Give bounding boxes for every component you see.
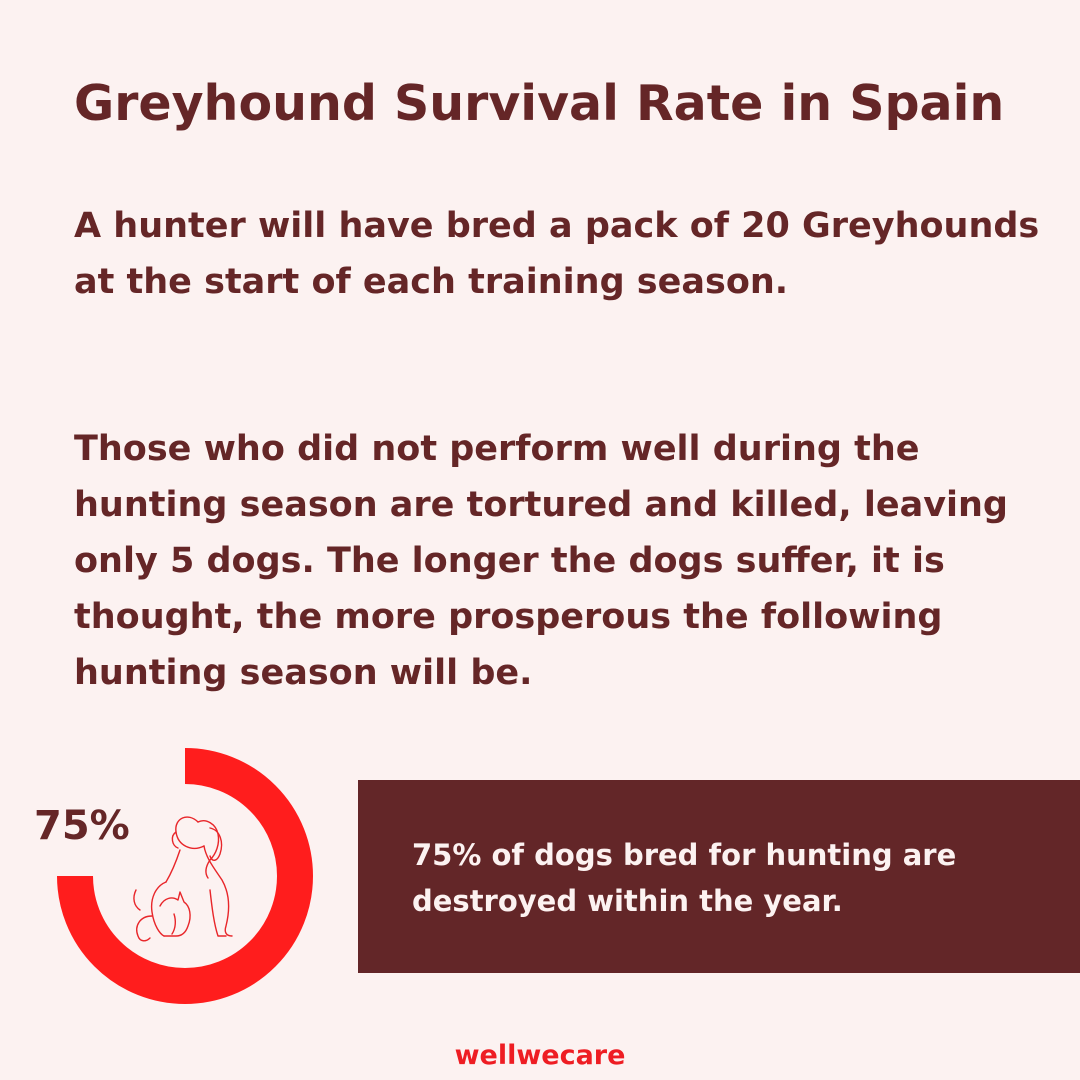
brand-logo-text: wellwecare <box>454 1040 626 1071</box>
detail-paragraph: Those who did not perform well during th… <box>74 429 1008 693</box>
stat-percentage-label: 75% <box>34 803 130 849</box>
page-title: Greyhound Survival Rate in Spain <box>74 75 1005 132</box>
survival-ring-chart <box>57 748 313 1004</box>
dog-and-cat-icon <box>133 816 233 942</box>
intro-paragraph: A hunter will have bred a pack of 20 Gre… <box>74 206 1040 302</box>
callout-text: 75% of dogs bred for hunting are destroy… <box>412 838 957 918</box>
callout-box: 75% of dogs bred for hunting are destroy… <box>358 780 1080 973</box>
ring-arc <box>57 748 313 1004</box>
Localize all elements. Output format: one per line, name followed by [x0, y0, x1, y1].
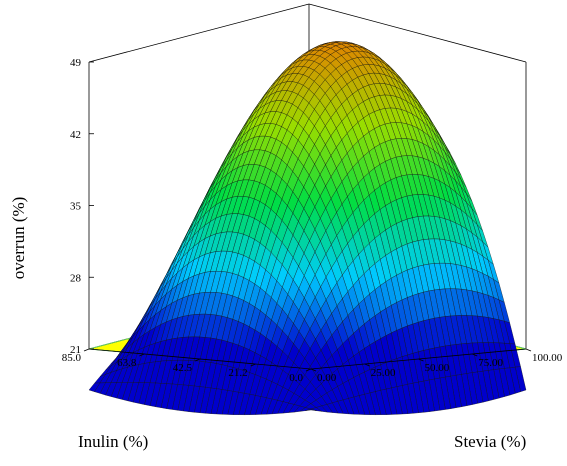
inulin-tick-mark — [305, 368, 312, 372]
z-tick-label: 28 — [70, 272, 82, 284]
stevia-tick-mark — [310, 368, 317, 372]
inulin-axis-label: Inulin (%) — [78, 432, 148, 451]
stevia-tick-mark — [364, 363, 370, 367]
z-tick-label: 35 — [70, 201, 82, 213]
surface-cell — [305, 408, 317, 411]
stevia-tick-mark — [472, 353, 478, 357]
inulin-tick-mark — [250, 363, 256, 367]
stevia-tick-label: 75.00 — [478, 357, 503, 369]
inulin-tick-label: 42.5 — [173, 362, 193, 374]
axis-ticks: 21 28 35 42 49 0.0 21.2 42.5 63.8 85.0 0.00 25.00 50… — [62, 57, 563, 384]
inulin-tick-label: 63.8 — [117, 357, 137, 369]
stevia-tick-mark — [525, 348, 532, 352]
inulin-tick-label: 85.0 — [62, 352, 82, 364]
z-tick-label: 21 — [70, 344, 81, 356]
frame-edge — [88, 3, 310, 63]
stevia-tick-label: 25.00 — [371, 367, 396, 379]
stevia-tick-label: 0.00 — [317, 372, 337, 384]
z-tick-label: 42 — [70, 129, 81, 141]
inulin-tick-mark — [194, 358, 201, 362]
inulin-tick-mark — [83, 348, 90, 352]
inulin-tick-label: 21.2 — [228, 367, 247, 379]
response-surface — [88, 41, 527, 415]
stevia-axis-label: Stevia (%) — [454, 432, 526, 451]
stevia-tick-label: 100.00 — [532, 352, 563, 364]
frame-edge — [308, 3, 527, 63]
inulin-tick-label: 0.0 — [289, 372, 303, 384]
z-axis-label: overrun (%) — [9, 197, 28, 280]
inulin-tick-mark — [139, 353, 145, 357]
stevia-tick-label: 50.00 — [425, 362, 450, 374]
stevia-tick-mark — [418, 358, 424, 362]
z-tick-label: 49 — [70, 57, 82, 69]
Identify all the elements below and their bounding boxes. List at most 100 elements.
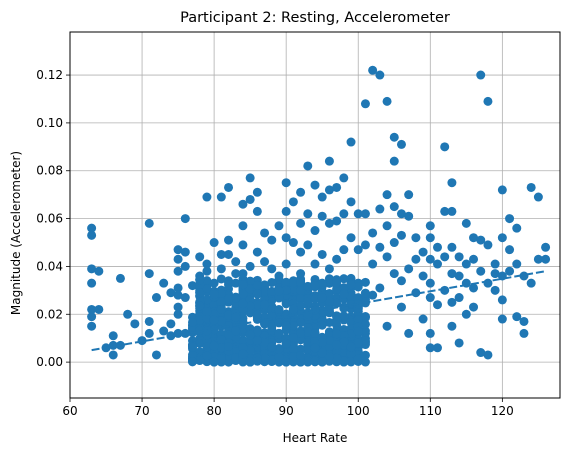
data-point bbox=[447, 269, 457, 279]
data-point bbox=[303, 297, 313, 307]
data-point bbox=[317, 192, 327, 202]
data-point bbox=[231, 312, 241, 322]
data-point bbox=[296, 301, 306, 311]
data-point bbox=[454, 252, 464, 262]
data-point bbox=[209, 300, 219, 310]
data-point bbox=[144, 316, 154, 326]
data-point bbox=[360, 340, 370, 350]
data-point bbox=[490, 285, 500, 295]
data-point bbox=[274, 329, 284, 339]
data-point bbox=[188, 342, 197, 352]
data-point bbox=[389, 269, 399, 279]
data-point bbox=[461, 218, 471, 228]
data-point bbox=[202, 276, 212, 286]
data-point bbox=[209, 238, 219, 248]
data-point bbox=[425, 293, 435, 303]
data-point bbox=[159, 278, 169, 288]
data-point bbox=[476, 235, 486, 245]
data-point bbox=[317, 357, 327, 367]
data-point bbox=[476, 348, 486, 358]
data-point bbox=[346, 342, 356, 352]
data-point bbox=[296, 278, 306, 288]
data-point bbox=[425, 328, 435, 338]
data-point bbox=[195, 347, 205, 357]
data-point bbox=[433, 242, 442, 252]
data-point bbox=[87, 223, 97, 233]
data-point bbox=[454, 338, 464, 348]
data-point bbox=[87, 312, 97, 322]
data-point bbox=[332, 298, 342, 308]
data-point bbox=[296, 328, 306, 338]
data-point bbox=[209, 341, 219, 351]
data-point bbox=[296, 357, 306, 367]
data-point bbox=[303, 240, 313, 250]
data-point bbox=[224, 330, 234, 340]
y-tick-label: 0.10 bbox=[36, 116, 63, 130]
data-point bbox=[339, 348, 349, 358]
data-point bbox=[288, 284, 298, 294]
data-point bbox=[224, 310, 234, 320]
data-point bbox=[526, 278, 536, 288]
data-point bbox=[512, 312, 522, 322]
data-point bbox=[288, 197, 298, 207]
x-tick-label: 60 bbox=[62, 404, 77, 418]
data-point bbox=[296, 286, 306, 296]
data-point bbox=[180, 214, 190, 224]
data-point bbox=[346, 197, 356, 207]
data-point bbox=[396, 230, 406, 240]
data-point bbox=[231, 278, 241, 288]
data-point bbox=[173, 266, 183, 276]
data-point bbox=[245, 356, 255, 366]
data-point bbox=[339, 274, 349, 284]
data-point bbox=[87, 278, 97, 288]
data-point bbox=[87, 264, 97, 274]
data-point bbox=[382, 190, 392, 200]
data-point bbox=[173, 245, 183, 255]
data-point bbox=[267, 278, 277, 288]
data-point bbox=[324, 352, 334, 362]
data-point bbox=[541, 254, 551, 264]
data-point bbox=[382, 321, 392, 331]
data-point bbox=[533, 254, 543, 264]
data-point bbox=[324, 264, 334, 274]
data-point bbox=[404, 190, 414, 200]
data-point bbox=[166, 319, 176, 329]
data-point bbox=[497, 314, 507, 324]
data-point bbox=[469, 302, 479, 312]
data-point bbox=[180, 293, 190, 303]
data-point bbox=[281, 206, 291, 216]
data-point bbox=[209, 357, 219, 367]
data-point bbox=[360, 240, 370, 250]
data-point bbox=[238, 240, 248, 250]
data-point bbox=[317, 348, 327, 358]
data-point bbox=[447, 206, 457, 216]
data-point bbox=[245, 276, 255, 286]
data-point bbox=[332, 254, 342, 264]
data-point bbox=[368, 228, 378, 238]
data-point bbox=[310, 259, 320, 269]
data-point bbox=[202, 307, 212, 317]
data-point bbox=[245, 173, 255, 183]
plot-frame bbox=[69, 31, 561, 399]
data-point bbox=[497, 233, 507, 243]
data-point bbox=[188, 324, 197, 334]
data-point bbox=[425, 278, 435, 288]
data-point bbox=[440, 285, 450, 295]
data-point bbox=[310, 356, 320, 366]
data-point bbox=[173, 290, 183, 300]
data-point bbox=[151, 350, 161, 360]
data-point bbox=[288, 320, 298, 330]
y-tick-label: 0.06 bbox=[36, 212, 63, 226]
data-point bbox=[288, 238, 298, 248]
data-point bbox=[245, 308, 255, 318]
x-tick-label: 70 bbox=[134, 404, 149, 418]
data-point bbox=[252, 300, 262, 310]
data-point bbox=[382, 221, 392, 231]
data-point bbox=[469, 233, 479, 243]
data-point bbox=[533, 192, 543, 202]
data-point bbox=[260, 338, 270, 348]
data-point bbox=[339, 331, 349, 341]
data-point bbox=[519, 316, 529, 326]
data-point bbox=[447, 178, 457, 188]
data-point bbox=[324, 278, 334, 288]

========

Reproduce all of the records above word for word, keeping every line in its original order. Omit the pictures.

- ANSWER -
Give bounding boxes for every component you see.
brand-logo-text: wellwecare <box>454 1040 626 1071</box>
detail-paragraph: Those who did not perform well during th… <box>74 429 1008 693</box>
stat-percentage-label: 75% <box>34 803 130 849</box>
page-title: Greyhound Survival Rate in Spain <box>74 75 1005 132</box>
survival-ring-chart <box>57 748 313 1004</box>
dog-and-cat-icon <box>133 816 233 942</box>
intro-paragraph: A hunter will have bred a pack of 20 Gre… <box>74 206 1040 302</box>
callout-text: 75% of dogs bred for hunting are destroy… <box>412 838 957 918</box>
callout-box: 75% of dogs bred for hunting are destroy… <box>358 780 1080 973</box>
ring-arc <box>57 748 313 1004</box>
Localize all elements. Output format: one per line, name followed by [x0, y0, x1, y1].
inulin-tick-mark — [305, 368, 312, 372]
z-tick-label: 28 — [70, 272, 82, 284]
stevia-tick-mark — [310, 368, 317, 372]
inulin-axis-label: Inulin (%) — [78, 432, 148, 451]
stevia-tick-mark — [364, 363, 370, 367]
z-tick-label: 35 — [70, 201, 82, 213]
surface-cell — [305, 408, 317, 411]
stevia-tick-mark — [472, 353, 478, 357]
inulin-tick-mark — [250, 363, 256, 367]
stevia-tick-label: 75.00 — [478, 357, 503, 369]
inulin-tick-label: 42.5 — [173, 362, 193, 374]
axis-ticks: 21 28 35 42 49 0.0 21.2 42.5 63.8 85.0 0.00 25.00 50… — [62, 57, 563, 384]
inulin-tick-label: 63.8 — [117, 357, 137, 369]
stevia-tick-mark — [525, 348, 532, 352]
inulin-tick-label: 85.0 — [62, 352, 82, 364]
z-tick-label: 21 — [70, 344, 81, 356]
frame-edge — [88, 3, 310, 63]
stevia-tick-label: 25.00 — [371, 367, 396, 379]
stevia-tick-label: 0.00 — [317, 372, 337, 384]
z-tick-label: 42 — [70, 129, 81, 141]
inulin-tick-mark — [194, 358, 201, 362]
inulin-tick-mark — [83, 348, 90, 352]
inulin-tick-label: 21.2 — [228, 367, 247, 379]
response-surface — [88, 41, 527, 415]
stevia-axis-label: Stevia (%) — [454, 432, 526, 451]
stevia-tick-label: 100.00 — [532, 352, 563, 364]
frame-edge — [308, 3, 527, 63]
inulin-tick-label: 0.0 — [289, 372, 303, 384]
z-axis-label: overrun (%) — [9, 197, 28, 280]
inulin-tick-mark — [139, 353, 145, 357]
stevia-tick-label: 50.00 — [425, 362, 450, 374]
stevia-tick-mark — [418, 358, 424, 362]
z-tick-label: 49 — [70, 57, 82, 69]
Identify all the elements below and their bounding boxes. List at most 100 elements.
data-point bbox=[447, 269, 457, 279]
data-point bbox=[303, 297, 313, 307]
data-point bbox=[317, 192, 327, 202]
data-point bbox=[231, 312, 241, 322]
data-point bbox=[296, 301, 306, 311]
data-point bbox=[454, 252, 464, 262]
data-point bbox=[209, 300, 219, 310]
data-point bbox=[144, 316, 154, 326]
data-point bbox=[360, 340, 370, 350]
data-point bbox=[490, 285, 500, 295]
data-point bbox=[274, 329, 284, 339]
data-point bbox=[188, 342, 197, 352]
data-point bbox=[389, 269, 399, 279]
data-point bbox=[461, 218, 471, 228]
data-point bbox=[202, 276, 212, 286]
data-point bbox=[209, 238, 219, 248]
data-point bbox=[425, 293, 435, 303]
data-point bbox=[159, 278, 169, 288]
data-point bbox=[476, 235, 486, 245]
data-point bbox=[317, 357, 327, 367]
data-point bbox=[476, 348, 486, 358]
data-point bbox=[346, 342, 356, 352]
data-point bbox=[296, 278, 306, 288]
data-point bbox=[425, 328, 435, 338]
data-point bbox=[195, 347, 205, 357]
data-point bbox=[433, 242, 442, 252]
data-point bbox=[87, 223, 97, 233]
data-point bbox=[454, 338, 464, 348]
data-point bbox=[87, 312, 97, 322]
data-point bbox=[332, 298, 342, 308]
data-point bbox=[296, 328, 306, 338]
data-point bbox=[209, 341, 219, 351]
data-point bbox=[296, 357, 306, 367]
data-point bbox=[303, 240, 313, 250]
data-point bbox=[224, 330, 234, 340]
y-tick-label: 0.10 bbox=[36, 116, 63, 130]
data-point bbox=[339, 348, 349, 358]
data-point bbox=[288, 284, 298, 294]
data-point bbox=[224, 310, 234, 320]
data-point bbox=[526, 278, 536, 288]
data-point bbox=[512, 312, 522, 322]
data-point bbox=[288, 197, 298, 207]
x-tick-label: 60 bbox=[62, 404, 77, 418]
data-point bbox=[296, 286, 306, 296]
data-point bbox=[180, 214, 190, 224]
data-point bbox=[346, 197, 356, 207]
data-point bbox=[396, 230, 406, 240]
data-point bbox=[231, 278, 241, 288]
data-point bbox=[173, 266, 183, 276]
data-point bbox=[245, 356, 255, 366]
data-point bbox=[339, 274, 349, 284]
data-point bbox=[87, 278, 97, 288]
data-point bbox=[87, 264, 97, 274]
data-point bbox=[382, 190, 392, 200]
data-point bbox=[173, 245, 183, 255]
data-point bbox=[267, 278, 277, 288]
data-point bbox=[324, 352, 334, 362]
data-point bbox=[541, 254, 551, 264]
data-point bbox=[382, 321, 392, 331]
data-point bbox=[533, 254, 543, 264]
data-point bbox=[324, 264, 334, 274]
data-point bbox=[404, 190, 414, 200]
data-point bbox=[166, 319, 176, 329]
data-point bbox=[497, 314, 507, 324]
data-point bbox=[469, 302, 479, 312]
data-point bbox=[180, 293, 190, 303]
data-point bbox=[281, 206, 291, 216]
data-point bbox=[209, 357, 219, 367]
data-point bbox=[360, 240, 370, 250]
data-point bbox=[238, 240, 248, 250]
data-point bbox=[317, 348, 327, 358]
data-point bbox=[447, 206, 457, 216]
data-point bbox=[245, 276, 255, 286]
data-point bbox=[332, 254, 342, 264]
data-point bbox=[368, 228, 378, 238]
data-point bbox=[310, 259, 320, 269]
data-point bbox=[202, 307, 212, 317]
data-point bbox=[245, 173, 255, 183]
plot-frame bbox=[69, 31, 561, 399]
data-point bbox=[497, 233, 507, 243]
data-point bbox=[188, 324, 197, 334]
data-point bbox=[425, 278, 435, 288]
data-point bbox=[440, 285, 450, 295]
data-point bbox=[310, 356, 320, 366]
data-point bbox=[173, 290, 183, 300]
data-point bbox=[151, 350, 161, 360]
data-point bbox=[288, 320, 298, 330]
y-tick-label: 0.06 bbox=[36, 212, 63, 226]
data-point bbox=[288, 238, 298, 248]
data-point bbox=[245, 308, 255, 318]
x-tick-label: 70 bbox=[134, 404, 149, 418]
data-point bbox=[252, 300, 262, 310]
data-point bbox=[382, 221, 392, 231]
data-point bbox=[469, 233, 479, 243]
data-point bbox=[533, 192, 543, 202]
data-point bbox=[260, 338, 270, 348]
data-point bbox=[339, 331, 349, 341]
data-point bbox=[519, 316, 529, 326]
data-point bbox=[447, 178, 457, 188]
data-point bbox=[324, 278, 334, 288]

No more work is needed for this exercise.